Written problem:
Quote each record exactly, please, leaving none out.

Provided data:
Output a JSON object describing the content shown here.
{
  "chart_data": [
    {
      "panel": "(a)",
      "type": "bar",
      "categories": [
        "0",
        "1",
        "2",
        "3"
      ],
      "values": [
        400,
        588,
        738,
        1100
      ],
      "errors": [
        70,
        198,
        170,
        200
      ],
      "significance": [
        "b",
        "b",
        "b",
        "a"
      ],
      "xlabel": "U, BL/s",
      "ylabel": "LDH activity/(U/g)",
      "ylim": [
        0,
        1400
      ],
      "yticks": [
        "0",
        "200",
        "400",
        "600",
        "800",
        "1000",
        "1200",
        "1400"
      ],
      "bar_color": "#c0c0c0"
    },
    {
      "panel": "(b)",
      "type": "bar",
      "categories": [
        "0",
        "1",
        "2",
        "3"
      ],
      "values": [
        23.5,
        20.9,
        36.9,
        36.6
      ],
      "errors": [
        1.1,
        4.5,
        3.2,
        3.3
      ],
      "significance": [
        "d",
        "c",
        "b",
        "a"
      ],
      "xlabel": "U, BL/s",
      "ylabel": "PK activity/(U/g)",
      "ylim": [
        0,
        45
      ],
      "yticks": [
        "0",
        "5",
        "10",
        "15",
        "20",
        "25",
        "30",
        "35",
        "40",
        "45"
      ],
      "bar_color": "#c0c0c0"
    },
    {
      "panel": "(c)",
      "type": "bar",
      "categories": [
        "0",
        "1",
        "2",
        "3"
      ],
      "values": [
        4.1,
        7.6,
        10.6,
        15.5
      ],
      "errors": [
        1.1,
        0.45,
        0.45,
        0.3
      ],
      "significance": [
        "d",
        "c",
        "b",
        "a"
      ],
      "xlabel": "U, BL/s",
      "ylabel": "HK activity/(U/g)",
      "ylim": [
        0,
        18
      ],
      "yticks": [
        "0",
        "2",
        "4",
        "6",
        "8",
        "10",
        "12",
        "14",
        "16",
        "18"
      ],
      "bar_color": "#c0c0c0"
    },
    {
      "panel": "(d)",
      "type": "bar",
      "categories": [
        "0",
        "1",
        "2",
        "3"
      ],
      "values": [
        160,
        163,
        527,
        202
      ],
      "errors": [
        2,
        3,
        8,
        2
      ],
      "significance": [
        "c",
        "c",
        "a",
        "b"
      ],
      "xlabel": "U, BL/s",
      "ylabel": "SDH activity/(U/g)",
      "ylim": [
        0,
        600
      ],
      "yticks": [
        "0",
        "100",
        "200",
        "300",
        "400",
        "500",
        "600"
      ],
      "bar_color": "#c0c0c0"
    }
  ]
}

Complete answer:
Output a JSON object describing the content shown here.
{
  "chart_data": [
    {
      "panel": "(a)",
      "type": "bar",
      "categories": [
        "0",
        "1",
        "2",
        "3"
      ],
      "values": [
        400,
        588,
        738,
        1100
      ],
      "errors": [
        70,
        198,
        170,
        200
      ],
      "significance": [
        "b",
        "b",
        "b",
        "a"
      ],
      "xlabel": "U, BL/s",
      "ylabel": "LDH activity/(U/g)",
      "ylim": [
        0,
        1400
      ],
      "yticks": [
        "0",
        "200",
        "400",
        "600",
        "800",
        "1000",
        "1200",
        "1400"
      ],
      "bar_color": "#c0c0c0"
    },
    {
      "panel": "(b)",
      "type": "bar",
      "categories": [
        "0",
        "1",
        "2",
        "3"
      ],
      "values": [
        23.5,
        20.9,
        36.9,
        36.6
      ],
      "errors": [
        1.1,
        4.5,
        3.2,
        3.3
      ],
      "significance": [
        "d",
        "c",
        "b",
        "a"
      ],
      "xlabel": "U, BL/s",
      "ylabel": "PK activity/(U/g)",
      "ylim": [
        0,
        45
      ],
      "yticks": [
        "0",
        "5",
        "10",
        "15",
        "20",
        "25",
        "30",
        "35",
        "40",
        "45"
      ],
      "bar_color": "#c0c0c0"
    },
    {
      "panel": "(c)",
      "type": "bar",
      "categories": [
        "0",
        "1",
        "2",
        "3"
      ],
      "values": [
        4.1,
        7.6,
        10.6,
        15.5
      ],
      "errors": [
        1.1,
        0.45,
        0.45,
        0.3
      ],
      "significance": [
        "d",
        "c",
        "b",
        "a"
      ],
      "xlabel": "U, BL/s",
      "ylabel": "HK activity/(U/g)",
      "ylim": [
        0,
        18
      ],
      "yticks": [
        "0",
        "2",
        "4",
        "6",
        "8",
        "10",
        "12",
        "14",
        "16",
        "18"
      ],
      "bar_color": "#c0c0c0"
    },
    {
      "panel": "(d)",
      "type": "bar",
      "categories": [
        "0",
        "1",
        "2",
        "3"
      ],
      "values": [
        160,
        163,
        527,
        202
      ],
      "errors": [
        2,
        3,
        8,
        2
      ],
      "significance": [
        "c",
        "c",
        "a",
        "b"
      ],
      "xlabel": "U, BL/s",
      "ylabel": "SDH activity/(U/g)",
      "ylim": [
        0,
        600
      ],
      "yticks": [
        "0",
        "100",
        "200",
        "300",
        "400",
        "500",
        "600"
      ],
      "bar_color": "#c0c0c0"
    }
  ]
}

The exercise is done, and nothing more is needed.